◆ **ENTRIES PROVIDED**:
★ ★ ★ ★ ★

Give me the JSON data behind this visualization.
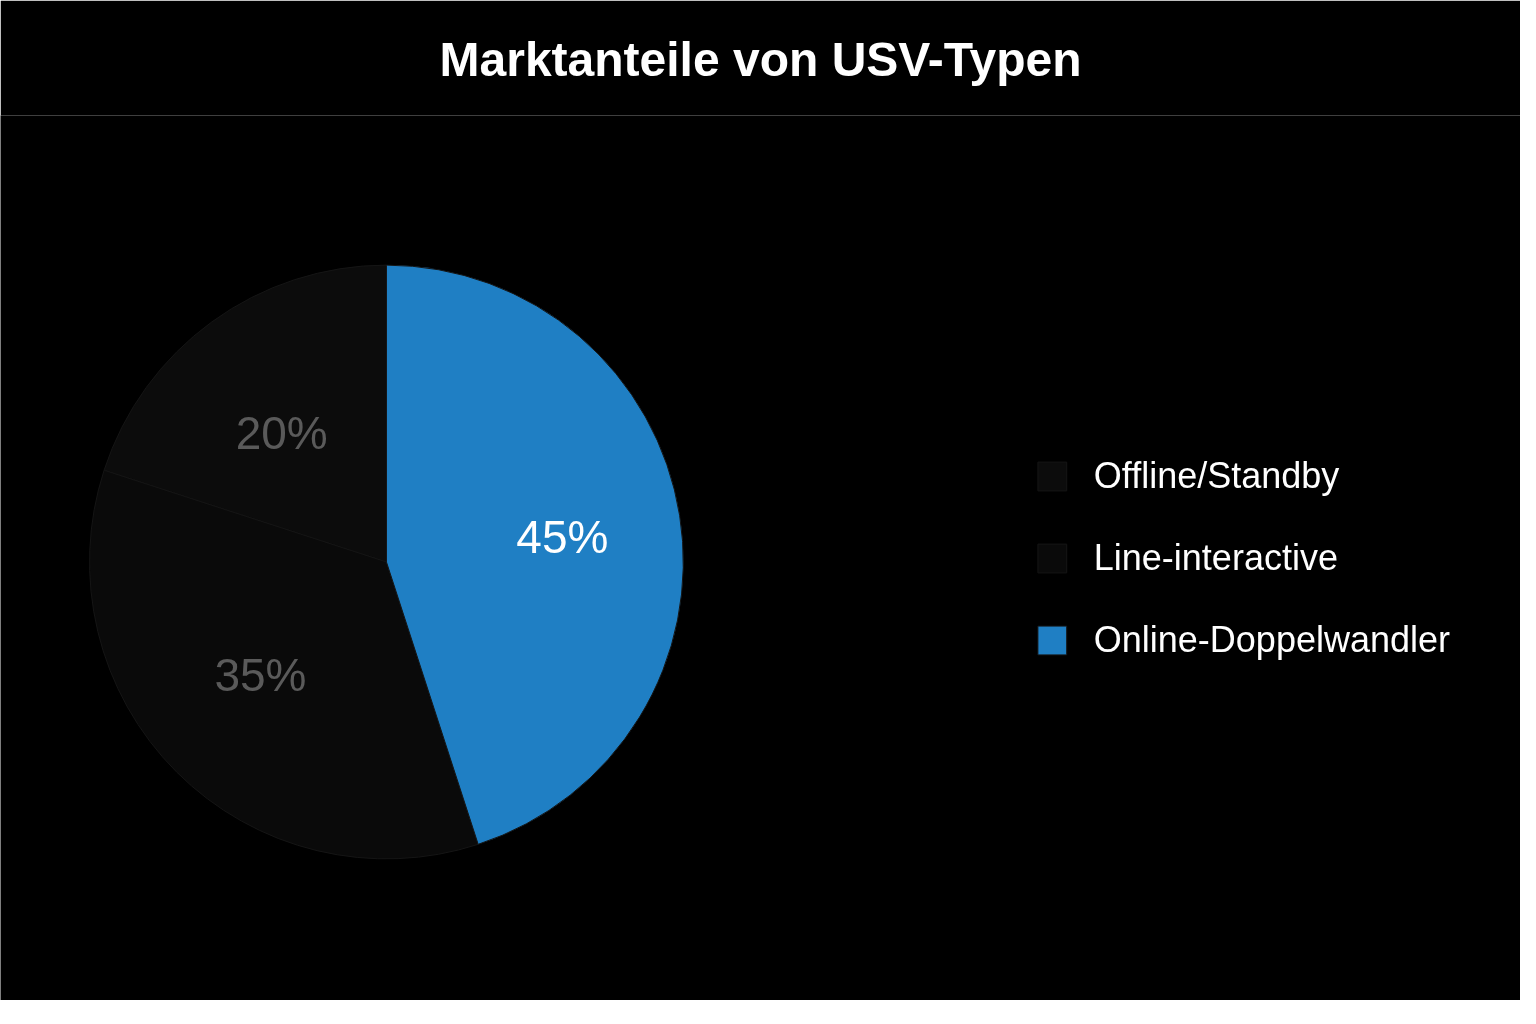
{
  "chart_data": {
    "type": "pie",
    "title": "Marktanteile von USV-Typen",
    "categories": [
      "Offline/Standby",
      "Line-interactive",
      "Online-Doppelwandler"
    ],
    "values": [
      20,
      35,
      45
    ],
    "colors": [
      "#0c0c0c",
      "#0a0a0a",
      "#1f7fc4"
    ],
    "value_labels": [
      "20%",
      "35%",
      "45%"
    ],
    "legend": "right"
  }
}
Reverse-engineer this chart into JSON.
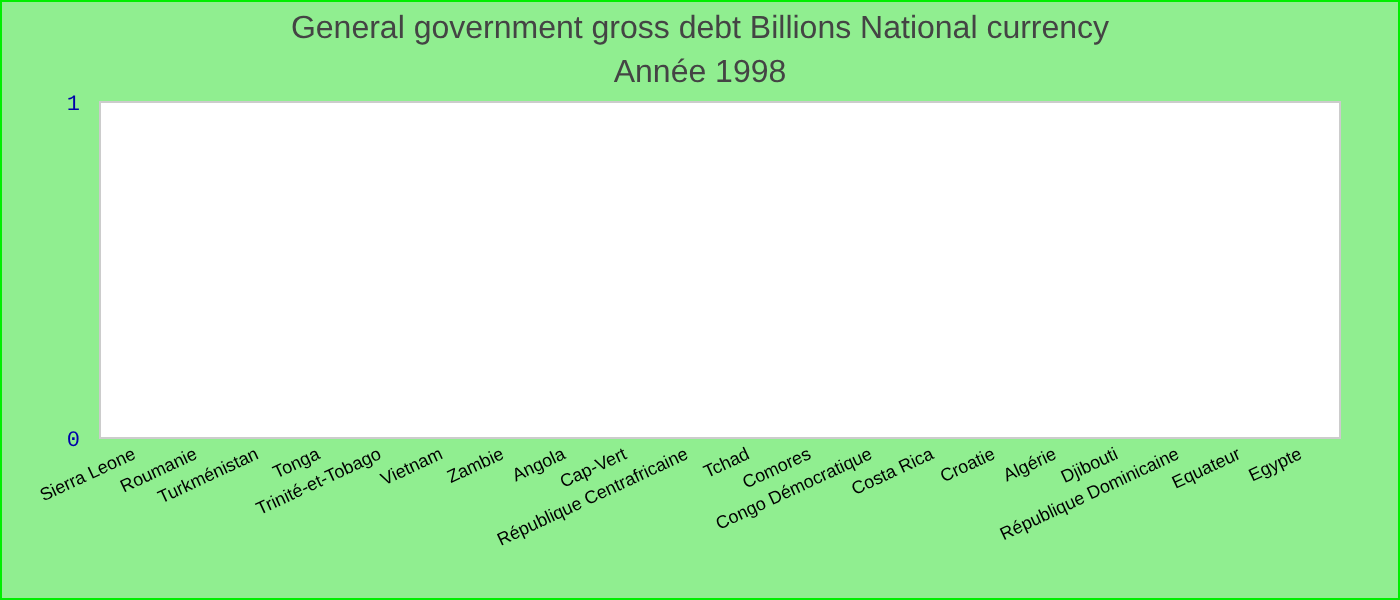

★ ★ ★ ★ ★

Every record above should be written out again exactly; the pictures stay out of the copy.

◆ **EXERCISE RESULT**:
Give me the JSON data behind this visualization.
{
  "chart_data": {
    "type": "pie",
    "title": "Marktanteile von USV-Typen",
    "categories": [
      "Offline/Standby",
      "Line-interactive",
      "Online-Doppelwandler"
    ],
    "values": [
      20,
      35,
      45
    ],
    "colors": [
      "#0c0c0c",
      "#0a0a0a",
      "#1f7fc4"
    ],
    "value_labels": [
      "20%",
      "35%",
      "45%"
    ],
    "legend": "right"
  }
}
Reverse-engineer this chart into JSON.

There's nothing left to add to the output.